(Source records)
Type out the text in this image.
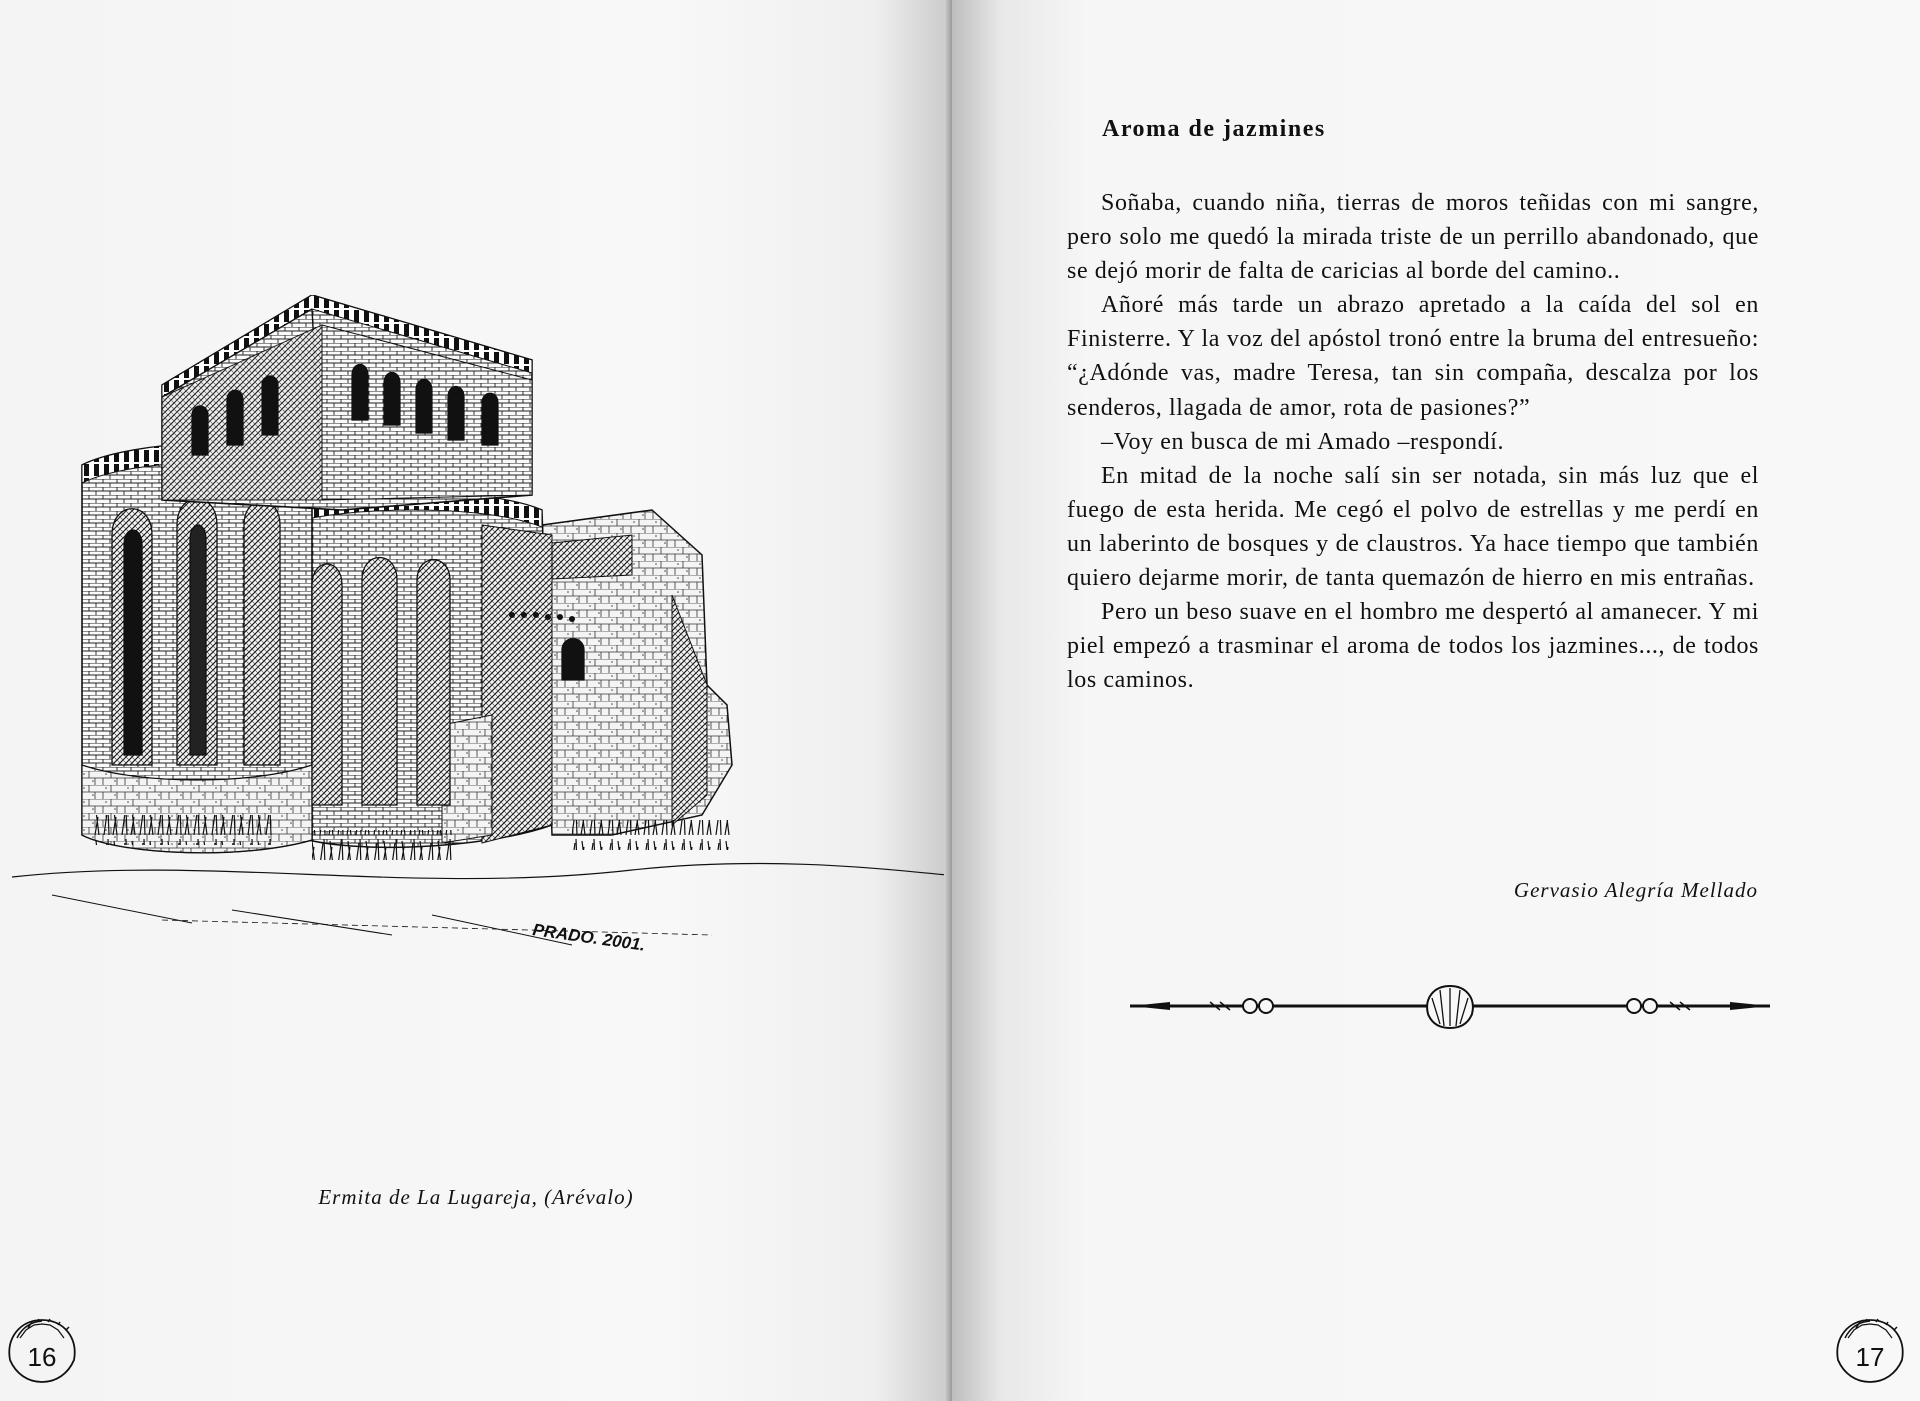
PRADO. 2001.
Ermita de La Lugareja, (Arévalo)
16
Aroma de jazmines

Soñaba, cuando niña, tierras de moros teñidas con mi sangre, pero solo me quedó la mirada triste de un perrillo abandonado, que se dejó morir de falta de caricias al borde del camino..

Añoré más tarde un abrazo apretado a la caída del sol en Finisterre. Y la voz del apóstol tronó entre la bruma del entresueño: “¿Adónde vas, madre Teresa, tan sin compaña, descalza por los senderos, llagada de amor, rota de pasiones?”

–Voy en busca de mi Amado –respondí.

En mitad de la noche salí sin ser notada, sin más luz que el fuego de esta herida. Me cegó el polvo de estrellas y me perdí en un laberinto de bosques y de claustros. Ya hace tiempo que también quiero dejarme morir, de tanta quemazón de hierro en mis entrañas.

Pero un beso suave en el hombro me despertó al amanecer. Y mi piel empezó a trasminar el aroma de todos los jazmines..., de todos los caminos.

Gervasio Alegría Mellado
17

**Written instruction:** Note every line above where the string "morir" shows up, and copy those lines.

**Response to this task:**
Soñaba, cuando niña, tierras de moros teñidas con mi sangre, pero solo me quedó la mirada triste de un perrillo abandonado, que se dejó morir de falta de caricias al borde del camino..
En mitad de la noche salí sin ser notada, sin más luz que el fuego de esta herida. Me cegó el polvo de estrellas y me perdí en un laberinto de bosques y de claustros. Ya hace tiempo que también quiero dejarme morir, de tanta quemazón de hierro en mis entrañas.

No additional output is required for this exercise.